**SET PROBLEM:** Reproduce the records below exactly, leaving out any pictures.

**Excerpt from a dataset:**

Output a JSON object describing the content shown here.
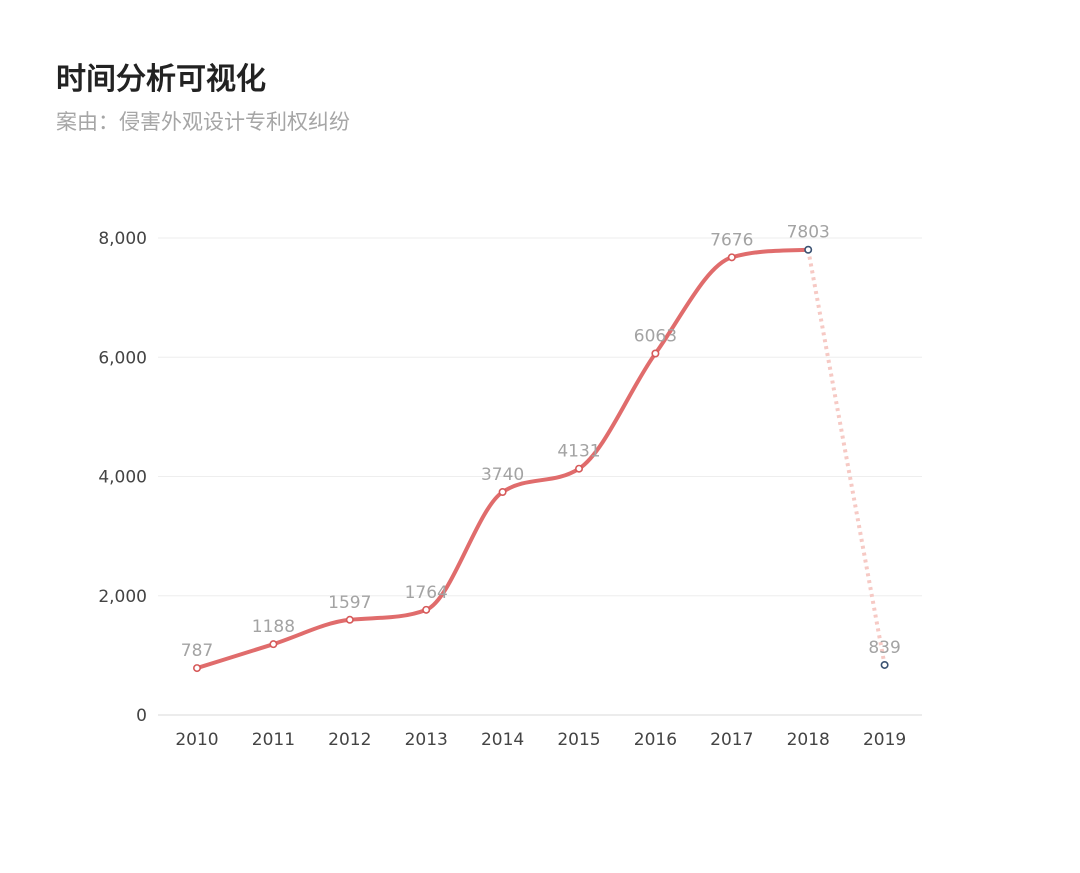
{
  "header": {
    "title": "时间分析可视化",
    "subtitle": "案由：侵害外观设计专利权纠纷"
  },
  "colors": {
    "line": "#e06c6c",
    "projection_line": "#f6c9c4",
    "grid": "#eeeeee",
    "axis": "#d9d9d9",
    "point_fill": "#ffffff",
    "point_stroke_main": "#d65a5a",
    "point_stroke_highlight": "#3b5272"
  },
  "chart_data": {
    "type": "line",
    "title": "",
    "xlabel": "",
    "ylabel": "",
    "categories": [
      "2010",
      "2011",
      "2012",
      "2013",
      "2014",
      "2015",
      "2016",
      "2017",
      "2018",
      "2019"
    ],
    "values": [
      787,
      1188,
      1597,
      1764,
      3740,
      4131,
      6063,
      7676,
      7803,
      839
    ],
    "ylim": [
      0,
      8000
    ],
    "yticks": [
      0,
      2000,
      4000,
      6000,
      8000
    ],
    "ytick_labels": [
      "0",
      "2,000",
      "4,000",
      "6,000",
      "8,000"
    ],
    "solid_through_index": 8,
    "dotted_from_index": 8,
    "grid": true,
    "legend": "none"
  }
}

**IN RESPONSE:**
Output a JSON object describing the content shown here.
{
  "header": {
    "title": "时间分析可视化",
    "subtitle": "案由：侵害外观设计专利权纠纷"
  },
  "colors": {
    "line": "#e06c6c",
    "projection_line": "#f6c9c4",
    "grid": "#eeeeee",
    "axis": "#d9d9d9",
    "point_fill": "#ffffff",
    "point_stroke_main": "#d65a5a",
    "point_stroke_highlight": "#3b5272"
  },
  "chart_data": {
    "type": "line",
    "title": "",
    "xlabel": "",
    "ylabel": "",
    "categories": [
      "2010",
      "2011",
      "2012",
      "2013",
      "2014",
      "2015",
      "2016",
      "2017",
      "2018",
      "2019"
    ],
    "values": [
      787,
      1188,
      1597,
      1764,
      3740,
      4131,
      6063,
      7676,
      7803,
      839
    ],
    "ylim": [
      0,
      8000
    ],
    "yticks": [
      0,
      2000,
      4000,
      6000,
      8000
    ],
    "ytick_labels": [
      "0",
      "2,000",
      "4,000",
      "6,000",
      "8,000"
    ],
    "solid_through_index": 8,
    "dotted_from_index": 8,
    "grid": true,
    "legend": "none"
  }
}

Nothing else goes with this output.